Data rows:

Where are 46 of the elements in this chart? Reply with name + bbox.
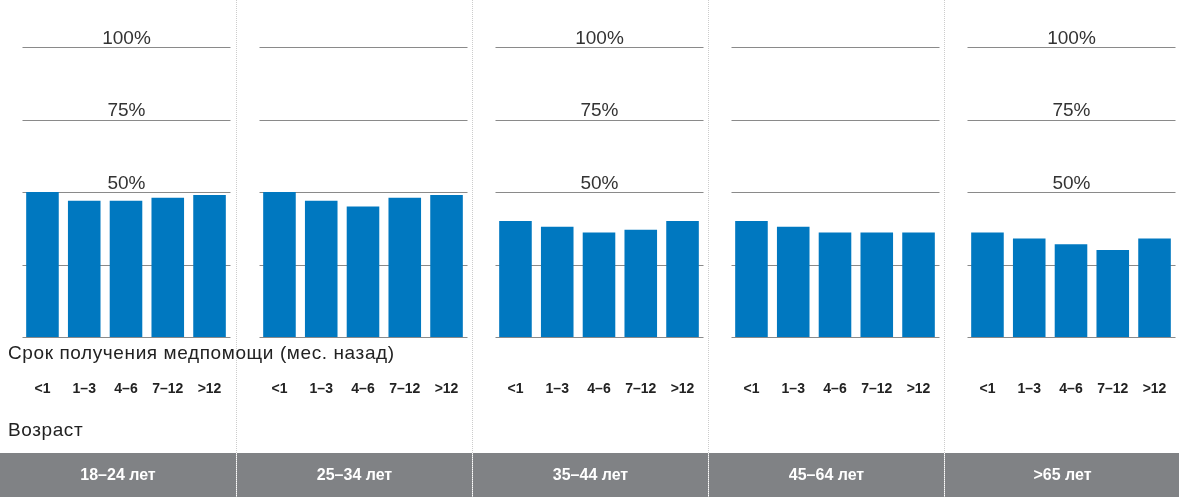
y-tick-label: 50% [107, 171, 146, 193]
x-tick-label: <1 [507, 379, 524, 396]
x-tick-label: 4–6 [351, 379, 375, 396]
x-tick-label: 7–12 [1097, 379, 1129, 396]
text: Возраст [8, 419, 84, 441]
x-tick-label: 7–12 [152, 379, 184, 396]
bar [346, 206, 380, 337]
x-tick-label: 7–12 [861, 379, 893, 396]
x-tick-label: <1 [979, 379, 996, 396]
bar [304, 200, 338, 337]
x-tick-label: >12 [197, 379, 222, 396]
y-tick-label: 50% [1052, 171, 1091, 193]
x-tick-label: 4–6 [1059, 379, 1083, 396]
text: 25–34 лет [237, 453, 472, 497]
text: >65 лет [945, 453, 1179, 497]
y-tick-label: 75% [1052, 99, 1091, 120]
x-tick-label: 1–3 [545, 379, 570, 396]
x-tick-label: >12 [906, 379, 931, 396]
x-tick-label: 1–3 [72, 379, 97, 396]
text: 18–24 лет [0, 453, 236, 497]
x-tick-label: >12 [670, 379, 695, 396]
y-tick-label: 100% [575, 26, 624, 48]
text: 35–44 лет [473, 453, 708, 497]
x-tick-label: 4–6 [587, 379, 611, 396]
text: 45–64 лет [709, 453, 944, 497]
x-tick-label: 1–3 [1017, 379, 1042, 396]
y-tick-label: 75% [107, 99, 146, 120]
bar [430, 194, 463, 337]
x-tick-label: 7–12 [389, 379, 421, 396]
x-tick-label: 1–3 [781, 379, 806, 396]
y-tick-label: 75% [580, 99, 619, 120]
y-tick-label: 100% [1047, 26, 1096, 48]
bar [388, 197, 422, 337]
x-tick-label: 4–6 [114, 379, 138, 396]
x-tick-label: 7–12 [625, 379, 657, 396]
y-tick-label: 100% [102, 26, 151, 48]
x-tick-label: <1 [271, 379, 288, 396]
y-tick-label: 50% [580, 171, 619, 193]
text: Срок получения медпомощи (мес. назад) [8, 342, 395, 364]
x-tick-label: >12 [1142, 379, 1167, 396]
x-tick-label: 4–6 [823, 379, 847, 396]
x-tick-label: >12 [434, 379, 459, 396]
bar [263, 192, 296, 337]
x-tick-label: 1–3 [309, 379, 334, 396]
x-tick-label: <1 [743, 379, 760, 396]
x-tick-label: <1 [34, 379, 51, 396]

What you need to do: Reproduce the item above word for word, leaving out the picture.

Exercise output:
Where are 46 of the elements in this chart? Reply with name + bbox.
y-tick-label: 50% [107, 171, 146, 193]
x-tick-label: <1 [507, 379, 524, 396]
x-tick-label: 4–6 [351, 379, 375, 396]
x-tick-label: 7–12 [1097, 379, 1129, 396]
text: Возраст [8, 419, 84, 441]
x-tick-label: 7–12 [152, 379, 184, 396]
bar [346, 206, 380, 337]
x-tick-label: 7–12 [861, 379, 893, 396]
x-tick-label: <1 [979, 379, 996, 396]
bar [304, 200, 338, 337]
x-tick-label: >12 [197, 379, 222, 396]
y-tick-label: 50% [1052, 171, 1091, 193]
x-tick-label: 4–6 [1059, 379, 1083, 396]
text: 25–34 лет [237, 453, 472, 497]
text: >65 лет [945, 453, 1179, 497]
y-tick-label: 75% [1052, 99, 1091, 120]
x-tick-label: 1–3 [545, 379, 570, 396]
x-tick-label: >12 [906, 379, 931, 396]
x-tick-label: 1–3 [72, 379, 97, 396]
text: 18–24 лет [0, 453, 236, 497]
x-tick-label: >12 [670, 379, 695, 396]
y-tick-label: 100% [575, 26, 624, 48]
text: 35–44 лет [473, 453, 708, 497]
x-tick-label: 4–6 [587, 379, 611, 396]
text: 45–64 лет [709, 453, 944, 497]
x-tick-label: 1–3 [1017, 379, 1042, 396]
y-tick-label: 75% [107, 99, 146, 120]
bar [430, 194, 463, 337]
x-tick-label: 7–12 [389, 379, 421, 396]
x-tick-label: 1–3 [781, 379, 806, 396]
y-tick-label: 75% [580, 99, 619, 120]
y-tick-label: 100% [1047, 26, 1096, 48]
bar [388, 197, 422, 337]
x-tick-label: 4–6 [114, 379, 138, 396]
x-tick-label: 7–12 [625, 379, 657, 396]
y-tick-label: 100% [102, 26, 151, 48]
x-tick-label: <1 [271, 379, 288, 396]
y-tick-label: 50% [580, 171, 619, 193]
text: Срок получения медпомощи (мес. назад) [8, 342, 395, 364]
x-tick-label: >12 [1142, 379, 1167, 396]
x-tick-label: 4–6 [823, 379, 847, 396]
x-tick-label: >12 [434, 379, 459, 396]
bar [263, 192, 296, 337]
x-tick-label: 1–3 [309, 379, 334, 396]
x-tick-label: <1 [743, 379, 760, 396]
x-tick-label: <1 [34, 379, 51, 396]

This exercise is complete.